**WORK TO DO:** Gather up all lines that carry the word "胆红素正常".

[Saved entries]
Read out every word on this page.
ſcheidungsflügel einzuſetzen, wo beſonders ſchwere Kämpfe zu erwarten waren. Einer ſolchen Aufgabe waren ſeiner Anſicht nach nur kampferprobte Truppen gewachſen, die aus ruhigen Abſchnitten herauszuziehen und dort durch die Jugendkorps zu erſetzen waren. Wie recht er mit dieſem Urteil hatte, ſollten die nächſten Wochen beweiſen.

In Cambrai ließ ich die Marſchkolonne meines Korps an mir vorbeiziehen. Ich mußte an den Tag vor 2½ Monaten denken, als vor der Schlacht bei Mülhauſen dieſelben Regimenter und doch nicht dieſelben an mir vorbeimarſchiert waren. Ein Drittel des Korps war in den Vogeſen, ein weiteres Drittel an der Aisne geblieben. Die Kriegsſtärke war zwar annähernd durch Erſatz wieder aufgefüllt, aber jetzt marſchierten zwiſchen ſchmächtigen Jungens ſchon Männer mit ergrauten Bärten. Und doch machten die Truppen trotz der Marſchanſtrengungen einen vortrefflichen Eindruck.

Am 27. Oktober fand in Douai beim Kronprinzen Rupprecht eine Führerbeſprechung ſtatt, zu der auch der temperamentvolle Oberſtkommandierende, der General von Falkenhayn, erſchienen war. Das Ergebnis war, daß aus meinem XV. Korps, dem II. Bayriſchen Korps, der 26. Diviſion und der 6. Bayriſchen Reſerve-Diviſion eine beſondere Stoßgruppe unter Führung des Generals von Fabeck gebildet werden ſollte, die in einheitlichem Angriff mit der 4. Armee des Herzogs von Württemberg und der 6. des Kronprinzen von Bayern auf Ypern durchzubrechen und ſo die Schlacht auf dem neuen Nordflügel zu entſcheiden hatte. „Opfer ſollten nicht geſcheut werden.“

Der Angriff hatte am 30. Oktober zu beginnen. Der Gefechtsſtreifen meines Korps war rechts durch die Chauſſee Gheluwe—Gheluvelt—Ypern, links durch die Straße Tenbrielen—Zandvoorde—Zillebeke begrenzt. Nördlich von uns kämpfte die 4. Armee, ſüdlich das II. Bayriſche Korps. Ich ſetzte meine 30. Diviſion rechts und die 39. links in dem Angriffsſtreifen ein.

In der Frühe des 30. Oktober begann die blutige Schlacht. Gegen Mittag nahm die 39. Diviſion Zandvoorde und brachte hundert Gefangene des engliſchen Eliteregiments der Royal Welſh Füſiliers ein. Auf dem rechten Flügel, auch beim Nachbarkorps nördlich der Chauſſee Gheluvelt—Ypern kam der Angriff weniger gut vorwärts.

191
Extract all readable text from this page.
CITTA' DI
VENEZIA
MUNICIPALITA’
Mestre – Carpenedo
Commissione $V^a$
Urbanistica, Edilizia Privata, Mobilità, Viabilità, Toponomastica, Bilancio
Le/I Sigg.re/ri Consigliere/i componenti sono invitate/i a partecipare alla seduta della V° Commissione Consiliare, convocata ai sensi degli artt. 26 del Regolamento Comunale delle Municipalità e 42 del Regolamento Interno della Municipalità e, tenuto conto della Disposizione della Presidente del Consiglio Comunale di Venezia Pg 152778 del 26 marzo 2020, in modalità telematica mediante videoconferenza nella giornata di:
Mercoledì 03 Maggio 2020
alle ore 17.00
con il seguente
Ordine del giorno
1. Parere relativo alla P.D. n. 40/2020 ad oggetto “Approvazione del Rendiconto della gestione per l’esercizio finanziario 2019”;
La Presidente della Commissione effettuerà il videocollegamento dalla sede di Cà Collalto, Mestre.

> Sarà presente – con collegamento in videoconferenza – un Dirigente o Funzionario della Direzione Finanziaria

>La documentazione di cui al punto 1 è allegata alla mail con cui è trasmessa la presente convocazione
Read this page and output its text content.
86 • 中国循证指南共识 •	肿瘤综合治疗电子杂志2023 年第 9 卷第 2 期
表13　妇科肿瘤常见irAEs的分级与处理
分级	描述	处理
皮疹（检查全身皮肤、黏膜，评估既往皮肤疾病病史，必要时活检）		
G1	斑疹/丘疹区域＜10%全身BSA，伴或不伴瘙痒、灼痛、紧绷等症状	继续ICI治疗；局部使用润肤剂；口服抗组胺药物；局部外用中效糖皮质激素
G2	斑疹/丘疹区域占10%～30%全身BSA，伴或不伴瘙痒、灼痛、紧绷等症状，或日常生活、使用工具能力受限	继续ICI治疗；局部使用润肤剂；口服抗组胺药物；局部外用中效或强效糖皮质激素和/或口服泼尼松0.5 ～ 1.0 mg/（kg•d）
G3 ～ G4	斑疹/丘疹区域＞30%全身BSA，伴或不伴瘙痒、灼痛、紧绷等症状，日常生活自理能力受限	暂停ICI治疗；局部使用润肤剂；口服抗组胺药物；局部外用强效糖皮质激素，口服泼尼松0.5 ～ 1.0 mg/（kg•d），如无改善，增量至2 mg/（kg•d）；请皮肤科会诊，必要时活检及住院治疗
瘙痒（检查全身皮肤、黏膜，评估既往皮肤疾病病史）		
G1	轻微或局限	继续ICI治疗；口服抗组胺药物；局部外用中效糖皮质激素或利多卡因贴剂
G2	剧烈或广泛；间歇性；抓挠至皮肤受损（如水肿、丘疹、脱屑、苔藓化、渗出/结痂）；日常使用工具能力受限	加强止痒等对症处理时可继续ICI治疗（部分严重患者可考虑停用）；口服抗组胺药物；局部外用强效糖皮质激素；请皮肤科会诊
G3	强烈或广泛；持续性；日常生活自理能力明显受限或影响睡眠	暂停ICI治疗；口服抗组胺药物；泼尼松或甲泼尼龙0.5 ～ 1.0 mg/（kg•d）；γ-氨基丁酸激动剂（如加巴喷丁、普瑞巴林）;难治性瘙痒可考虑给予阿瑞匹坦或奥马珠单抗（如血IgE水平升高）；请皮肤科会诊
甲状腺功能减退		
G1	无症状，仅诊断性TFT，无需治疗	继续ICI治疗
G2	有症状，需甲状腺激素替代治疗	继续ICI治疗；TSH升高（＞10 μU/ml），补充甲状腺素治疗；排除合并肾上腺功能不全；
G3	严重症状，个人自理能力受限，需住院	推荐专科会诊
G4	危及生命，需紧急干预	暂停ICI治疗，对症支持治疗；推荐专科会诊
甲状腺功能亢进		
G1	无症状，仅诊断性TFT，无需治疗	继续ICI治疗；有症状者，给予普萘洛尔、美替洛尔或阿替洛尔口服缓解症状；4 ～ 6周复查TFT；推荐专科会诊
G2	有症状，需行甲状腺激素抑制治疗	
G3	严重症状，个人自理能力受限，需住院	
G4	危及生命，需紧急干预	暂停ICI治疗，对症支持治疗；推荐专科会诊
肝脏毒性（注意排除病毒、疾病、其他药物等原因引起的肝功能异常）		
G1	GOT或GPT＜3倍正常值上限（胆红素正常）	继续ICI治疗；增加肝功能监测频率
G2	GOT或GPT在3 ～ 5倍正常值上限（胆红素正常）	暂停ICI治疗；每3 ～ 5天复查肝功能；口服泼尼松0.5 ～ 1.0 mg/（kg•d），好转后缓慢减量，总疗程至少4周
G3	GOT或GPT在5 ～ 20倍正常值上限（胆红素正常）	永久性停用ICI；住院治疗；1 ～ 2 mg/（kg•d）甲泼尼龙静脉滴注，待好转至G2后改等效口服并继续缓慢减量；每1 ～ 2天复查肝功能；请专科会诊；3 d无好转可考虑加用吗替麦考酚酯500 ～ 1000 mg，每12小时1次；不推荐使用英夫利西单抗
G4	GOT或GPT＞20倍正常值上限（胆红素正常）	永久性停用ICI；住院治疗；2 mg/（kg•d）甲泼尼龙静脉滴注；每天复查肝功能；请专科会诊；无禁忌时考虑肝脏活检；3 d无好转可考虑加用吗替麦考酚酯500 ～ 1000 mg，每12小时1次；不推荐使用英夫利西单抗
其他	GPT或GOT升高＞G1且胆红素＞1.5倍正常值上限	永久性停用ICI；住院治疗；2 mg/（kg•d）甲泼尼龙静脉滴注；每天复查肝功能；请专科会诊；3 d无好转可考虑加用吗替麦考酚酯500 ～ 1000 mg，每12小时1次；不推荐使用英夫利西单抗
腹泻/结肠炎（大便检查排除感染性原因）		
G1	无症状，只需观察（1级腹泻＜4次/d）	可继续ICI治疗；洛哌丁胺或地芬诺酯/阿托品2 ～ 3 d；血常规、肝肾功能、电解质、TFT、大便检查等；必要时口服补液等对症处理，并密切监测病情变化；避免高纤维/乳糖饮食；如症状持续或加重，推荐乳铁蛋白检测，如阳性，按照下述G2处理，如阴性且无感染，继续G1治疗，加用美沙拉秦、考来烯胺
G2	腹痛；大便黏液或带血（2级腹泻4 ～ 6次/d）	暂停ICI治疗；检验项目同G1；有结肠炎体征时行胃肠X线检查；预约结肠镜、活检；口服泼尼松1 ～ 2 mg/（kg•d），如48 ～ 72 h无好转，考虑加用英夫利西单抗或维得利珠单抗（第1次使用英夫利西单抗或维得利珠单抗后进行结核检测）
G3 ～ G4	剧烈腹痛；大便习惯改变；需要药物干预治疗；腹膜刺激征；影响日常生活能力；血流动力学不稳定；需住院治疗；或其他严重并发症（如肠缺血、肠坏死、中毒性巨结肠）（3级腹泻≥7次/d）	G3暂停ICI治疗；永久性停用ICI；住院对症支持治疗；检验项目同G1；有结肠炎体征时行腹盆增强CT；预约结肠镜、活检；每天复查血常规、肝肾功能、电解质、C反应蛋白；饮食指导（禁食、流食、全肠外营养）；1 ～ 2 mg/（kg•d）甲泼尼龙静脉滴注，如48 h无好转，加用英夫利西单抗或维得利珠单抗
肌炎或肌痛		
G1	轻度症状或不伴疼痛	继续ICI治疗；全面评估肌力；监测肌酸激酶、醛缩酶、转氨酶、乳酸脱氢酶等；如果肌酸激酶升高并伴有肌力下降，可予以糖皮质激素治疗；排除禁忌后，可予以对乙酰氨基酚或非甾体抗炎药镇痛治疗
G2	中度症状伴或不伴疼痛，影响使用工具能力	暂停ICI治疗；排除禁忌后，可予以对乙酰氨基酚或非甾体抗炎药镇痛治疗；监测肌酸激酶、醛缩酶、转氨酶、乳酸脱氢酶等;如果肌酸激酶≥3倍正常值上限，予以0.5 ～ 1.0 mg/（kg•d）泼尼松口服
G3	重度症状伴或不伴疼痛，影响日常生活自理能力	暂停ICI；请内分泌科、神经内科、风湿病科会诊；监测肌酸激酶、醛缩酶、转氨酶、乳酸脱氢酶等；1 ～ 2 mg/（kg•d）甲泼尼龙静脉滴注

**COMPLETE ANSWER:**
G1	GOT或GPT＜3倍正常值上限（胆红素正常）	继续ICI治疗；增加肝功能监测频率
G2	GOT或GPT在3 ～ 5倍正常值上限（胆红素正常）	暂停ICI治疗；每3 ～ 5天复查肝功能；口服泼尼松0.5 ～ 1.0 mg/（kg•d），好转后缓慢减量，总疗程至少4周
G3	GOT或GPT在5 ～ 20倍正常值上限（胆红素正常）	永久性停用ICI；住院治疗；1 ～ 2 mg/（kg•d）甲泼尼龙静脉滴注，待好转至G2后改等效口服并继续缓慢减量；每1 ～ 2天复查肝功能；请专科会诊；3 d无好转可考虑加用吗替麦考酚酯500 ～ 1000 mg，每12小时1次；不推荐使用英夫利西单抗
G4	GOT或GPT＞20倍正常值上限（胆红素正常）	永久性停用ICI；住院治疗；2 mg/（kg•d）甲泼尼龙静脉滴注；每天复查肝功能；请专科会诊；无禁忌时考虑肝脏活检；3 d无好转可考虑加用吗替麦考酚酯500 ～ 1000 mg，每12小时1次；不推荐使用英夫利西单抗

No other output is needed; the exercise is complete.